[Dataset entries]
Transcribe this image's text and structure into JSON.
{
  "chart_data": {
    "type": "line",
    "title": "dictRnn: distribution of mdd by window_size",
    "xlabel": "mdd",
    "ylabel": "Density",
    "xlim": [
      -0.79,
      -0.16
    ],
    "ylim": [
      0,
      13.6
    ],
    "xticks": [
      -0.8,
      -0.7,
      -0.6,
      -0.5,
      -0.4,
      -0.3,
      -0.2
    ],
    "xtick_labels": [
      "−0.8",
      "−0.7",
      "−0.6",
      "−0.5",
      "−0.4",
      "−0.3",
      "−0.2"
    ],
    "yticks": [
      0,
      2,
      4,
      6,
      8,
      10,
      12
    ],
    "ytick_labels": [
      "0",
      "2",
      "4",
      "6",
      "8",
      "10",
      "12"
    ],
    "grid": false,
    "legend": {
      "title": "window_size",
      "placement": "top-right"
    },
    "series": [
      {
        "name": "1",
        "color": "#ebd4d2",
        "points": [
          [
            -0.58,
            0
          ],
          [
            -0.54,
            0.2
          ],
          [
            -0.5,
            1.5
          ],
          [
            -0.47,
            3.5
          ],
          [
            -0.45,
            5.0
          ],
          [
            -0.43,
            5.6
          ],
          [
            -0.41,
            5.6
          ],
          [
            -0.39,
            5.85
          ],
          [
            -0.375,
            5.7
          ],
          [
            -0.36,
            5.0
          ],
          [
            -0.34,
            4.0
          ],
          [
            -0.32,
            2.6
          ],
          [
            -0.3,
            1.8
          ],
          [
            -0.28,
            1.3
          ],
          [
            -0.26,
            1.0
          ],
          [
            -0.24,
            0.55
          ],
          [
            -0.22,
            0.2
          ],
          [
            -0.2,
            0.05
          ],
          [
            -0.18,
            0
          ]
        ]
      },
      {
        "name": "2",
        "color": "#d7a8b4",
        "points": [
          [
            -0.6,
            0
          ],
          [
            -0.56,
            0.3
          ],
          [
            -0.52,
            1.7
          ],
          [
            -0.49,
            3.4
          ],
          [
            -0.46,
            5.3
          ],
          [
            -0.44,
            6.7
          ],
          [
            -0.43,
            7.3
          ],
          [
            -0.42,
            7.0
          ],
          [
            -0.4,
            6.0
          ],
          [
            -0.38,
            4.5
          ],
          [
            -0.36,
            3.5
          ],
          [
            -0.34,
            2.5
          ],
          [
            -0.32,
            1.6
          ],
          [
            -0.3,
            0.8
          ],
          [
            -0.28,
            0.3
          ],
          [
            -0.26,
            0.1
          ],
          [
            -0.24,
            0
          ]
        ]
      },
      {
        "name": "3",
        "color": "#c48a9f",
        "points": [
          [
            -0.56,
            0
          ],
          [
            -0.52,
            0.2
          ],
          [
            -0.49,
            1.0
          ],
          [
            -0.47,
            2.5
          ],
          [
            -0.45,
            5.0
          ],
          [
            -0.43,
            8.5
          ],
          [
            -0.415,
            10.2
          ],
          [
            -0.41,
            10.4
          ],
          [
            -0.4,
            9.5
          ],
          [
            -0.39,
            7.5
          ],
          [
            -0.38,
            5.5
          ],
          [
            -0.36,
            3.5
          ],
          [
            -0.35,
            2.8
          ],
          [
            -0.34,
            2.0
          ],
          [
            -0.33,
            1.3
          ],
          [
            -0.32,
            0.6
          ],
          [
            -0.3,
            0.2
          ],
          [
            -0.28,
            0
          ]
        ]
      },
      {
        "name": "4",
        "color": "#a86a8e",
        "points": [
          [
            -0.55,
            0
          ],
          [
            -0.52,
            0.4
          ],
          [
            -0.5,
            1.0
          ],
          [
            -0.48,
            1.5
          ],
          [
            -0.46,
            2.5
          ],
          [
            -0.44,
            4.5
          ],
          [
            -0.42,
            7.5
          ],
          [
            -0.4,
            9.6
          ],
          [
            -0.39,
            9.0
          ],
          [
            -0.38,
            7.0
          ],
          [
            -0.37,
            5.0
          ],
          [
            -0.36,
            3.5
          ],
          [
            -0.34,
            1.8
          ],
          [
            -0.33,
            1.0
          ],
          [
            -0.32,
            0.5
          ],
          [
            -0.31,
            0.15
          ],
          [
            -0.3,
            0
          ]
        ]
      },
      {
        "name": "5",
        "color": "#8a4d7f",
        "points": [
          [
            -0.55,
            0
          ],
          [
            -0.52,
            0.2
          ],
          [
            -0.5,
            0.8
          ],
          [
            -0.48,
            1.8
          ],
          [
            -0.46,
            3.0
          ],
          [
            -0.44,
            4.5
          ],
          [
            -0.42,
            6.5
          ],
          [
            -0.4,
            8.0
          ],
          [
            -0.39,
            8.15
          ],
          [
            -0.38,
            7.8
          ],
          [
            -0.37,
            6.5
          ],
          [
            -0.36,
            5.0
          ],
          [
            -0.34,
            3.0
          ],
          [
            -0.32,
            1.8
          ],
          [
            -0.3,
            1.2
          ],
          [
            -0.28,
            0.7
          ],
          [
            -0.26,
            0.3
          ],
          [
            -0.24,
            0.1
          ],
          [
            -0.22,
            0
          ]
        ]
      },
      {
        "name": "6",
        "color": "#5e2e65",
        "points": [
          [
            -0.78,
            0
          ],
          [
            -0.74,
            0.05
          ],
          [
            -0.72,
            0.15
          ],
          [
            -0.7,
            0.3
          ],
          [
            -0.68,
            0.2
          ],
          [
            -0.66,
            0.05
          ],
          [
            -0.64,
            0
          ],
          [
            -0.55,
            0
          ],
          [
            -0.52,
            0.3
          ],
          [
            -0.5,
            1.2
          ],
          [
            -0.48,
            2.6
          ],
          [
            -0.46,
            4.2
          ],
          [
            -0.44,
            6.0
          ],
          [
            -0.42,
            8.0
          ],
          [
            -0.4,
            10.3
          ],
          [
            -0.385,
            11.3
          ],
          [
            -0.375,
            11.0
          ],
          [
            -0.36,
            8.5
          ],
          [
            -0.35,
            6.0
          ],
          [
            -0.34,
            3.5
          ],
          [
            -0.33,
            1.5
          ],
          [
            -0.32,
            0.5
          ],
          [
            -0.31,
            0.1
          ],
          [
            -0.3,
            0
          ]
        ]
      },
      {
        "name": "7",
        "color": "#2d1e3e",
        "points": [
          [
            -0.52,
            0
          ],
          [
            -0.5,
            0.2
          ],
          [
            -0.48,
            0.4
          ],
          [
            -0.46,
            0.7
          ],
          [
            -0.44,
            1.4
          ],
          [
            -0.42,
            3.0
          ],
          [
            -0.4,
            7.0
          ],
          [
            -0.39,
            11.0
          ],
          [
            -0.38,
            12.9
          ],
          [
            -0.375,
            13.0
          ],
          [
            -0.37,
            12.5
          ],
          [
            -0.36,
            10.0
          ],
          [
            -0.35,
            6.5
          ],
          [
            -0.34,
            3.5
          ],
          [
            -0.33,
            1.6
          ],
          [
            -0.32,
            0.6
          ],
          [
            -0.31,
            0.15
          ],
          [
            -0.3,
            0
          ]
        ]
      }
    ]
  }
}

_What to do_: The answer is the number of lines in the preceding material that hold "title"; write that number and nothing else.

_Exercise output_: 2